START PAGE TEXT

Republicans expect that attitude to change if their party takes at least one house of Congress.

“Maybe it’s optimism, but I think it will change when [Biden] wants his second two years to be — I would imagine you want them to be somewhat productive,” said Rep. Doug LaMalfa (R-Richvale). “That means our side will actually have to be sitting around hashing some stuff.”

Neither Biden nor White House Chief of Staff Ron Klain are known to have productive relationships with House Republicans, said Rep. Patrick T. McHenry (R-N.C.), who is close with House leadership. He recounted a White House event that a few House Republicans were invited to early in the Biden presidency.

“But outreach is a concerted effort. It’s not a one-time affair,” he said. “This White House has gone back to a less successful way of working with Hill leaders, frankly, to their own peril, to their detriment. They’re going to have to shift if Republicans take control in a mighty way if they hope to have any success.”

Perhaps the most significant question facing McCarthy will be how much latitude his own party gives him to work with his political adversary, especially on something as politically unpopular with Republicans as raising the debt limit.

“It’s never popular in your own party, and more specifically within your own conference, to be working too closely with a Democratic president,” Buck said. “Kevin will always have to balance being the loyal opposition with the basic necessities of governance that come along with being speaker of the House.”

Both Ryan and Boehner were routinely challenged by that seesaw. At one point in mid-2011, Boehner secretly went to the White House to negotiate details of a debt limit increase with Obama to avoid angering his members.

Rep. Tom Cole (R-Okla.) pointed to the recent bipartisan approval of $40-billion Ukraine relief legislation as a sign that McCarthy can deliver his conference on a bill of international importance that the GOP didn’t love.

“I know Leader McCarthy was not happy about the process; no Republican would be,” Cole said. “I heard him talk about how important it was for the country to be united, to project the common image here. … He stepped up even when there was considerable hesitation in certain portions of his caucus.”

Cole placed hope in the fact that both McCarthy and Biden are skilled politicians who thrive on personal relationships.

“They’re naturally gregarious people,” Cole said. Biden “is a hail-fellow-well-met classic politician who likes to make a deal, and so is Kevin. Their consuming singular interest is politics. So I actually can see the basis of some really good deals.”

END PAGE TEXT

*WORK TO COMPLETE*:
Can you repeat the article on McCarthy and Biden word for word, beginning at the words "Perhaps the most" and stopping after "the debt limit."?

START GIVEN INFORMATION

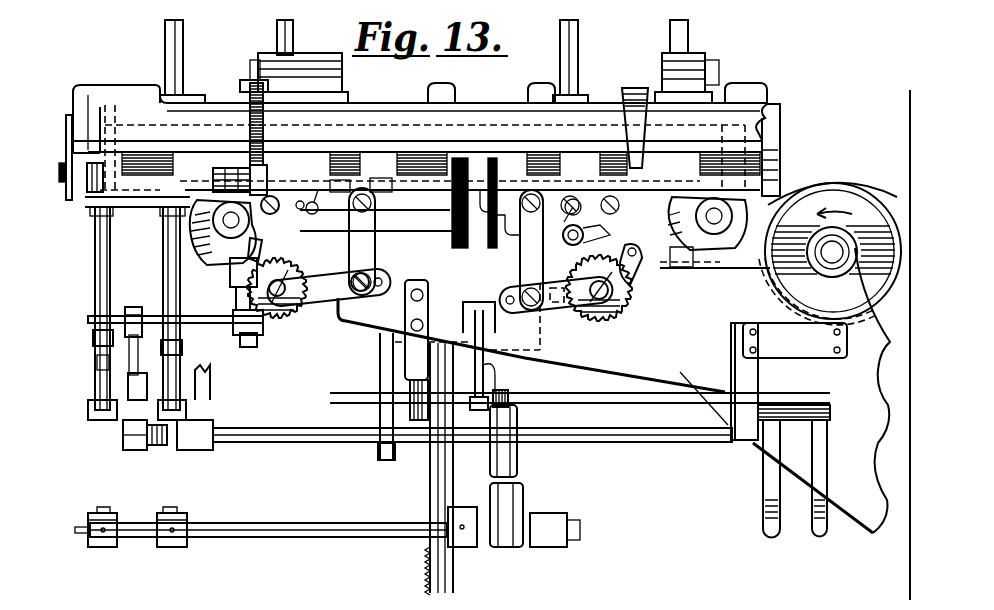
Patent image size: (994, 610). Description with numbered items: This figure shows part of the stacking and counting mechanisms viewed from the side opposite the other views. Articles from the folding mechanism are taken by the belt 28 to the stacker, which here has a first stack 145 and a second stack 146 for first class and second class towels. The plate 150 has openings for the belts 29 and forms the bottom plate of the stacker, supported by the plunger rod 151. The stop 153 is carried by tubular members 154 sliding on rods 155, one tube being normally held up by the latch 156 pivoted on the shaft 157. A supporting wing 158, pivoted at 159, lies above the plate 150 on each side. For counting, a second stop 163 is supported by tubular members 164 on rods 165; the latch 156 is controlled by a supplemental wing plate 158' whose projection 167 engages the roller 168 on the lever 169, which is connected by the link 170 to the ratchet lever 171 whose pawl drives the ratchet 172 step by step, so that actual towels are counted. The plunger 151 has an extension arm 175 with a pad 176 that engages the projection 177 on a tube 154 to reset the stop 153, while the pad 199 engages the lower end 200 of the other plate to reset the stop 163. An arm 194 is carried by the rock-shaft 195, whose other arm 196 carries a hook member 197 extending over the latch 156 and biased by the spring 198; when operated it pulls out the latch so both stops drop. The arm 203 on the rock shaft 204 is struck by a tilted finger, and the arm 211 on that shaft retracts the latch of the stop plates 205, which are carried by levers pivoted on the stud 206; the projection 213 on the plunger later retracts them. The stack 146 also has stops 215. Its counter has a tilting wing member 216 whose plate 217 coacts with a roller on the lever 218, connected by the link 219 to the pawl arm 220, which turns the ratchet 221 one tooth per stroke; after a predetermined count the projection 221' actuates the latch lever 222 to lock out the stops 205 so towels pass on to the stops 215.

The belt 28 is at (895, 196).
The belts 29 is at (752, 220).
The first stack 145 is at (275, 32).
The second stack 146 is at (580, 36).
The plate 150 is at (380, 180).
The plunger rod 151 is at (523, 458).
The stop 153 is at (117, 118).
The tubular members 154 is at (172, 260).
The rods 155 is at (173, 375).
The latch 156 is at (198, 322).
The shaft 157 is at (246, 346).
The supporting member or wing 158 is at (772, 132).
The supplemental wing plate 158' is at (275, 106).
The pivot 159 is at (87, 170).
The second stop 163 is at (66, 125).
The tubular members 164 is at (98, 287).
The rods 165 is at (110, 362).
The projection 167 is at (247, 168).
The roller 168 is at (268, 190).
The lever 169 is at (338, 185).
The link 170 is at (365, 242).
The ratchet lever 171 is at (305, 300).
The ratchet 172 is at (290, 312).
The extension arm 175 is at (284, 530).
The pad 176 is at (180, 507).
The projection 177 is at (182, 340).
The arm 194 is at (770, 525).
The rock-shaft 195 is at (642, 436).
The arm 196 is at (136, 358).
The hook member 197 is at (134, 310).
The spring 198 is at (160, 443).
The pad 199 is at (96, 508).
The lower end 200 is at (96, 346).
The arm 203 is at (818, 527).
The rock shaft 204 is at (610, 403).
The stop plates 205 is at (497, 165).
The stud 206 is at (600, 393).
The arm 211 is at (479, 350).
The projection 213 is at (460, 507).
The stops 215 is at (462, 157).
The tilting wing member 216 is at (628, 130).
The plate 217 is at (655, 160).
The lever 218 is at (556, 205).
The link 219 is at (530, 265).
The pawl arm 220 is at (587, 318).
The ratchet 221 is at (659, 287).
The projection 221' is at (601, 295).
The latch lever 222 is at (457, 218).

END GIVEN INFORMATION

*OUTPUT*:
Perhaps the most significant question facing McCarthy will be how much latitude his own party gives him to work with his political adversary, especially on something as politically unpopular with Republicans as raising the debt limit.